→ **Provided records**
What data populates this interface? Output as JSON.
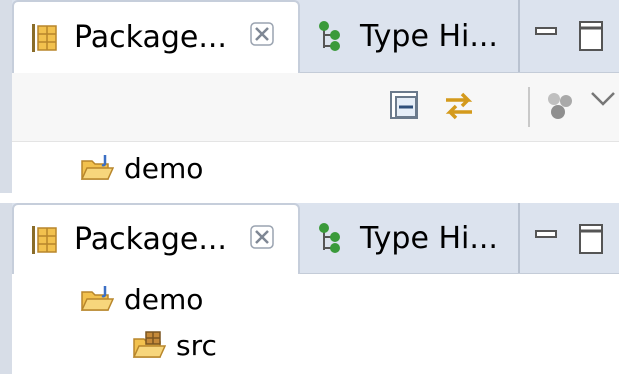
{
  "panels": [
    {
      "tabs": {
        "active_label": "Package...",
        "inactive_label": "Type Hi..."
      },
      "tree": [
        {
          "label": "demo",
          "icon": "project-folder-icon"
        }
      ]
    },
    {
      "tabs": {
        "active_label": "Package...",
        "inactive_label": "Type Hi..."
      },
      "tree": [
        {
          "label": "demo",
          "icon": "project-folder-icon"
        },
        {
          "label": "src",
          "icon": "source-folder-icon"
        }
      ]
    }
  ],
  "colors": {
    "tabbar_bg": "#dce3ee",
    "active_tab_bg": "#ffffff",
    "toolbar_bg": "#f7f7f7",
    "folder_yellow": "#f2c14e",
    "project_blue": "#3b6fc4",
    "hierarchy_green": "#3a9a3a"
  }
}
* * *
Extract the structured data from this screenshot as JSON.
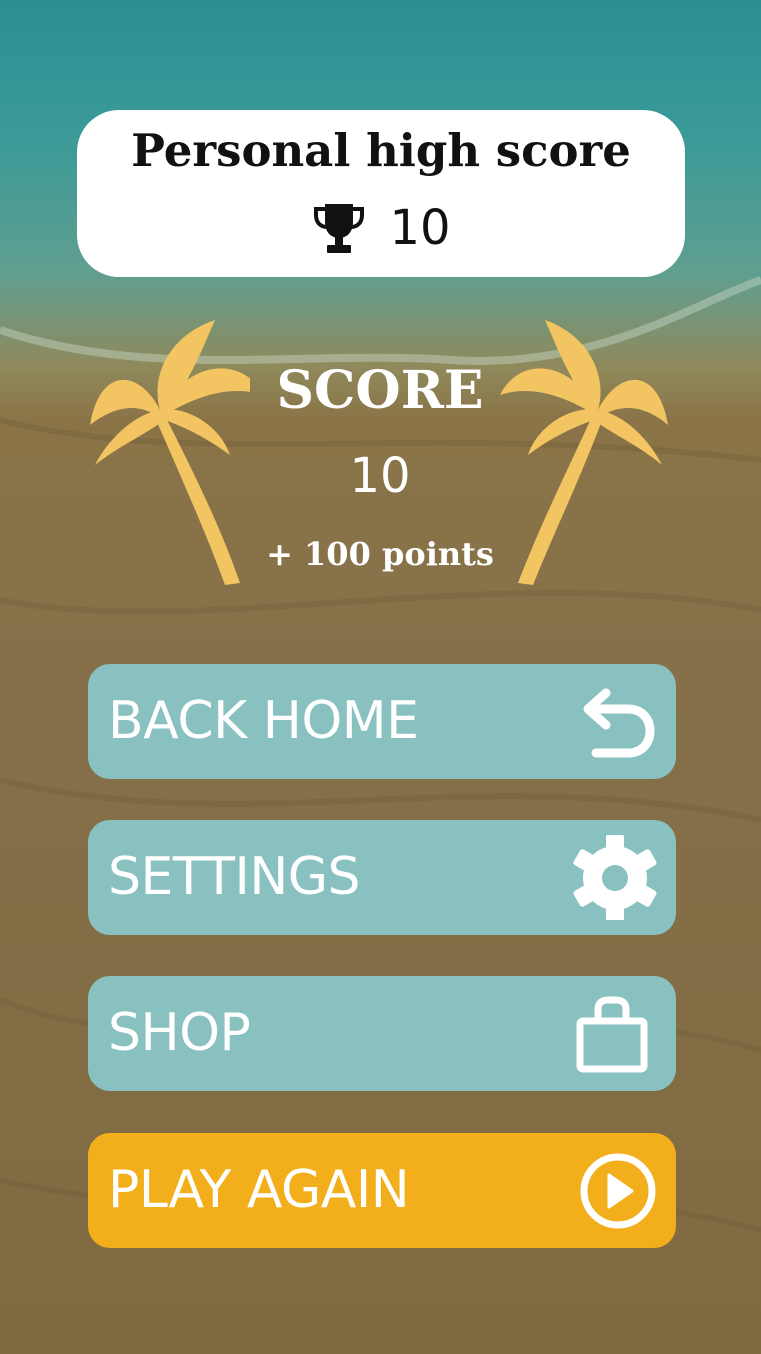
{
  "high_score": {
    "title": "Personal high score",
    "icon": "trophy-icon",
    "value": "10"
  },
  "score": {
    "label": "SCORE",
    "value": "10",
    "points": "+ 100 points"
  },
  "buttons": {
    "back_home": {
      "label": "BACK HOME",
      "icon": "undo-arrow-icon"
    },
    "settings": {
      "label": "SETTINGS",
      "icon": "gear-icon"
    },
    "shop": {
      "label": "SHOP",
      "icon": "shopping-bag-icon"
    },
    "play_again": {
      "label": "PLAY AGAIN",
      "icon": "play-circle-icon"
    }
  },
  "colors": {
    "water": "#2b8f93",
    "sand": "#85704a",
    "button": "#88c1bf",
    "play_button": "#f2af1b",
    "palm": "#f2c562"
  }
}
...
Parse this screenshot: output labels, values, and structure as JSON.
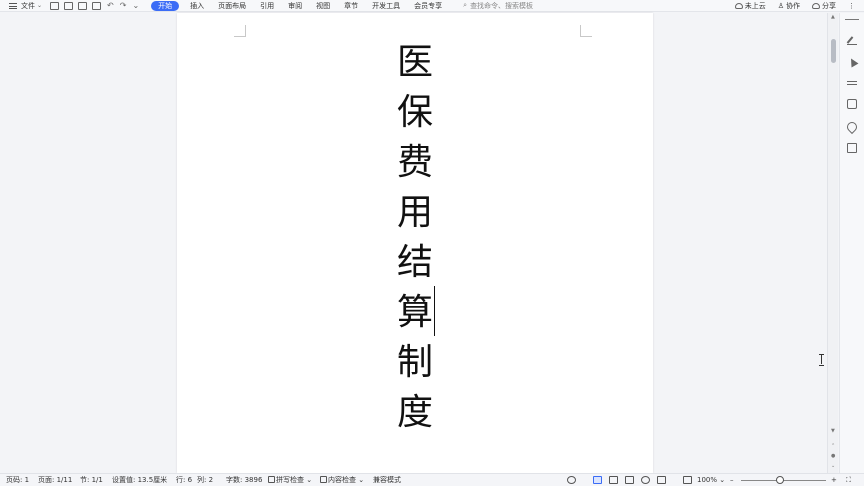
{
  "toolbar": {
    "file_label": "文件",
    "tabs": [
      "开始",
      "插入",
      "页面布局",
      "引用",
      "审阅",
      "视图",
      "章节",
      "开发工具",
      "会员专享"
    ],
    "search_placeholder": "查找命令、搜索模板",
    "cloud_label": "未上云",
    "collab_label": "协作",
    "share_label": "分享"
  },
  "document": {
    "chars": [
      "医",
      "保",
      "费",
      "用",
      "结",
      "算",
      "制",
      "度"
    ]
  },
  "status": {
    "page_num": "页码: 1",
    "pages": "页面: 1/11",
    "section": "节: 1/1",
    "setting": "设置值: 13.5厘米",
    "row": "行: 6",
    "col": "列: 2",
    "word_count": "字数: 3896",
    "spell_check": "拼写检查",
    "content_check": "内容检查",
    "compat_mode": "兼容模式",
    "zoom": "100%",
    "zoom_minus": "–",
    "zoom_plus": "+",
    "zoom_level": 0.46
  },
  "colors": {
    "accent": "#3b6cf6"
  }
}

→ **Prompt**
Where a line of the material above holds the string "data", copy that line.

→ **Solved problem**
What data populates this interface? Output as JSON.
Extract the structured data from this screenshot as JSON.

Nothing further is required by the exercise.